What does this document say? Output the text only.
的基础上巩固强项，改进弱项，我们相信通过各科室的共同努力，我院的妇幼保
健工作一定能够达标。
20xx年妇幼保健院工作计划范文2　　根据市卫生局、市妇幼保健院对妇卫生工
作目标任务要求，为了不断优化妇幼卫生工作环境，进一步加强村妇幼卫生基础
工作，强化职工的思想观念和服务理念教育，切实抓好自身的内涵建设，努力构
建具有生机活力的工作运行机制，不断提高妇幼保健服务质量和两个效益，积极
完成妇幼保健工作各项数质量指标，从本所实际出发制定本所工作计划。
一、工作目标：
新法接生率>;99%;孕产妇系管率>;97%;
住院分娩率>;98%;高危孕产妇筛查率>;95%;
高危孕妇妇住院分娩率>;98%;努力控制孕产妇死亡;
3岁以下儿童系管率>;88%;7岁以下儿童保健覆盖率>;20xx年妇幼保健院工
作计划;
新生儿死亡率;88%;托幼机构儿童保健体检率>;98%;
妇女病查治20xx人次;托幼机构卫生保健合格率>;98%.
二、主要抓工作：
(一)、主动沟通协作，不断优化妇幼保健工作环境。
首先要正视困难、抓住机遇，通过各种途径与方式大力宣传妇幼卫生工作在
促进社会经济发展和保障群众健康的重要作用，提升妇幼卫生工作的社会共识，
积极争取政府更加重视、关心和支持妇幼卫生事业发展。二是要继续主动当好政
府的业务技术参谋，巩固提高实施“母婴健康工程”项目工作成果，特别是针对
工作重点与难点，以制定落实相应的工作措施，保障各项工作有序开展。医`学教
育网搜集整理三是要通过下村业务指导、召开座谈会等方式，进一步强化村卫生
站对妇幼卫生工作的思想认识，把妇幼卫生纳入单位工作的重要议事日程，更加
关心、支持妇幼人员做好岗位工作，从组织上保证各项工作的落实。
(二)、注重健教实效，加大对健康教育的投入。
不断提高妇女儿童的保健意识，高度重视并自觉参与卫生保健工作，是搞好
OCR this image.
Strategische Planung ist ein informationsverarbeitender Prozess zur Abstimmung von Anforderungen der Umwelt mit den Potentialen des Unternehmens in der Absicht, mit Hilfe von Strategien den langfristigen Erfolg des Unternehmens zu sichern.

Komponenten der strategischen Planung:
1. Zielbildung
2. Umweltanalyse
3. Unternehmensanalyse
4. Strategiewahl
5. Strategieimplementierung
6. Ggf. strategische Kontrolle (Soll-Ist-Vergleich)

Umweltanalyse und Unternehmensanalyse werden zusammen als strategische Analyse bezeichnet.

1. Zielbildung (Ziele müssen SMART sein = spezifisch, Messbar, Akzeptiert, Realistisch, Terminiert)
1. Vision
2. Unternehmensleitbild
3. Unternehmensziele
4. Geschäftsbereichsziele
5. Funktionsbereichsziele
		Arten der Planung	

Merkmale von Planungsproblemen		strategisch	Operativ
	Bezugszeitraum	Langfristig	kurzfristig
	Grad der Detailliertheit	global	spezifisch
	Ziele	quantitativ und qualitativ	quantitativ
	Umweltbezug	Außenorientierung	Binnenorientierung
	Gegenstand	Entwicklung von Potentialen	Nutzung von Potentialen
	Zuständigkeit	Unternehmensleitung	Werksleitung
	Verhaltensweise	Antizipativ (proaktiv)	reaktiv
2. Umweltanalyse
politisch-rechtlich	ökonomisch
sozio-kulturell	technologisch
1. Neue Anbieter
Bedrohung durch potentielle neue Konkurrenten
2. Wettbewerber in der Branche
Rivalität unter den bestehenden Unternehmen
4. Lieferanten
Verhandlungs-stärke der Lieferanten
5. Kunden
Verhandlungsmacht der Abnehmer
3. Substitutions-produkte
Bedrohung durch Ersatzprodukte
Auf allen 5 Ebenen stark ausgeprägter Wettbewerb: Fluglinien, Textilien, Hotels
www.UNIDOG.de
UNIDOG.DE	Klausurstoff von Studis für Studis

▸ EXERCISE TASK: Print the listing above in its entirety, with every line exact.

▸ ANSWER BELOW:
What does this document say? Output the text only.
的基础上巩固强项，改进弱项，我们相信通过各科室的共同努力，我院的妇幼保
健工作一定能够达标。
20xx年妇幼保健院工作计划范文2　　根据市卫生局、市妇幼保健院对妇卫生工
作目标任务要求，为了不断优化妇幼卫生工作环境，进一步加强村妇幼卫生基础
工作，强化职工的思想观念和服务理念教育，切实抓好自身的内涵建设，努力构
建具有生机活力的工作运行机制，不断提高妇幼保健服务质量和两个效益，积极
完成妇幼保健工作各项数质量指标，从本所实际出发制定本所工作计划。
一、工作目标：
新法接生率>;99%;孕产妇系管率>;97%;
住院分娩率>;98%;高危孕产妇筛查率>;95%;
高危孕妇妇住院分娩率>;98%;努力控制孕产妇死亡;
3岁以下儿童系管率>;88%;7岁以下儿童保健覆盖率>;20xx年妇幼保健院工
作计划;
新生儿死亡率;88%;托幼机构儿童保健体检率>;98%;
妇女病查治20xx人次;托幼机构卫生保健合格率>;98%.
二、主要抓工作：
(一)、主动沟通协作，不断优化妇幼保健工作环境。
首先要正视困难、抓住机遇，通过各种途径与方式大力宣传妇幼卫生工作在
促进社会经济发展和保障群众健康的重要作用，提升妇幼卫生工作的社会共识，
积极争取政府更加重视、关心和支持妇幼卫生事业发展。二是要继续主动当好政
府的业务技术参谋，巩固提高实施“母婴健康工程”项目工作成果，特别是针对
工作重点与难点，以制定落实相应的工作措施，保障各项工作有序开展。医`学教
育网搜集整理三是要通过下村业务指导、召开座谈会等方式，进一步强化村卫生
站对妇幼卫生工作的思想认识，把妇幼卫生纳入单位工作的重要议事日程，更加
关心、支持妇幼人员做好岗位工作，从组织上保证各项工作的落实。
(二)、注重健教实效，加大对健康教育的投入。
不断提高妇女儿童的保健意识，高度重视并自觉参与卫生保健工作，是搞好
OCR this image.
Strategische Planung ist ein informationsverarbeitender Prozess zur Abstimmung von Anforderungen der Umwelt mit den Potentialen des Unternehmens in der Absicht, mit Hilfe von Strategien den langfristigen Erfolg des Unternehmens zu sichern.

Komponenten der strategischen Planung:
1. Zielbildung
2. Umweltanalyse
3. Unternehmensanalyse
4. Strategiewahl
5. Strategieimplementierung
6. Ggf. strategische Kontrolle (Soll-Ist-Vergleich)

Umweltanalyse und Unternehmensanalyse werden zusammen als strategische Analyse bezeichnet.

1. Zielbildung (Ziele müssen SMART sein = spezifisch, Messbar, Akzeptiert, Realistisch, Terminiert)
1. Vision
2. Unternehmensleitbild
3. Unternehmensziele
4. Geschäftsbereichsziele
5. Funktionsbereichsziele
		Arten der Planung	

Merkmale von Planungsproblemen		strategisch	Operativ
	Bezugszeitraum	Langfristig	kurzfristig
	Grad der Detailliertheit	global	spezifisch
	Ziele	quantitativ und qualitativ	quantitativ
	Umweltbezug	Außenorientierung	Binnenorientierung
	Gegenstand	Entwicklung von Potentialen	Nutzung von Potentialen
	Zuständigkeit	Unternehmensleitung	Werksleitung
	Verhaltensweise	Antizipativ (proaktiv)	reaktiv
2. Umweltanalyse
politisch-rechtlich	ökonomisch
sozio-kulturell	technologisch
1. Neue Anbieter
Bedrohung durch potentielle neue Konkurrenten
2. Wettbewerber in der Branche
Rivalität unter den bestehenden Unternehmen
4. Lieferanten
Verhandlungs-stärke der Lieferanten
5. Kunden
Verhandlungsmacht der Abnehmer
3. Substitutions-produkte
Bedrohung durch Ersatzprodukte
Auf allen 5 Ebenen stark ausgeprägter Wettbewerb: Fluglinien, Textilien, Hotels
www.UNIDOG.de
UNIDOG.DE	Klausurstoff von Studis für Studis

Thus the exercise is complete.